Provided records
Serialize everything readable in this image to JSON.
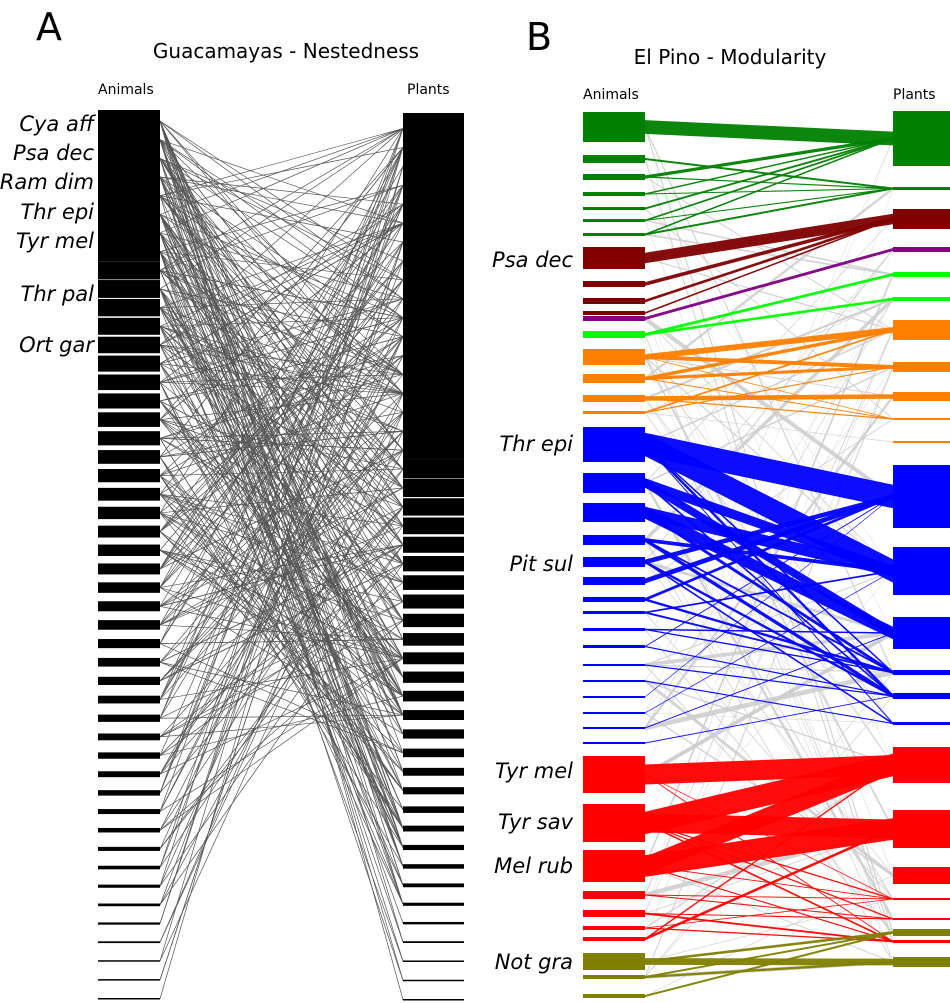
{
  "panel_a": {
    "letter": "A",
    "title": "Guacamayas - Nestedness",
    "animals_label": "Animals",
    "plants_label": "Plants",
    "species_labels": [
      "Cya aff",
      "Psa dec",
      "Ram dim",
      "Thr epi",
      "Tyr mel",
      "Thr pal",
      "Ort gar"
    ]
  },
  "panel_b": {
    "letter": "B",
    "title": "El Pino - Modularity",
    "animals_label": "Animals",
    "plants_label": "Plants",
    "species_labels": [
      "Psa dec",
      "Thr epi",
      "Pit sul",
      "Tyr mel",
      "Tyr sav",
      "Mel rub",
      "Not gra"
    ],
    "module_colors": {
      "green": "#008000",
      "dark_red": "#800000",
      "purple": "#800080",
      "lime": "#00ff00",
      "orange": "#ff8000",
      "blue": "#0000ff",
      "red": "#ff0000",
      "olive": "#808000",
      "between_module_links": "#cccccc"
    }
  },
  "link_color": "#555555"
}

Written problem
Write the records out once more, exactly as they appear, with no pictures.

Response
Serialize everything readable in this image to JSON.
{
  "panel_a": {
    "letter": "A",
    "title": "Guacamayas - Nestedness",
    "animals_label": "Animals",
    "plants_label": "Plants",
    "species_labels": [
      "Cya aff",
      "Psa dec",
      "Ram dim",
      "Thr epi",
      "Tyr mel",
      "Thr pal",
      "Ort gar"
    ]
  },
  "panel_b": {
    "letter": "B",
    "title": "El Pino - Modularity",
    "animals_label": "Animals",
    "plants_label": "Plants",
    "species_labels": [
      "Psa dec",
      "Thr epi",
      "Pit sul",
      "Tyr mel",
      "Tyr sav",
      "Mel rub",
      "Not gra"
    ],
    "module_colors": {
      "green": "#008000",
      "dark_red": "#800000",
      "purple": "#800080",
      "lime": "#00ff00",
      "orange": "#ff8000",
      "blue": "#0000ff",
      "red": "#ff0000",
      "olive": "#808000",
      "between_module_links": "#cccccc"
    }
  },
  "link_color": "#555555"
}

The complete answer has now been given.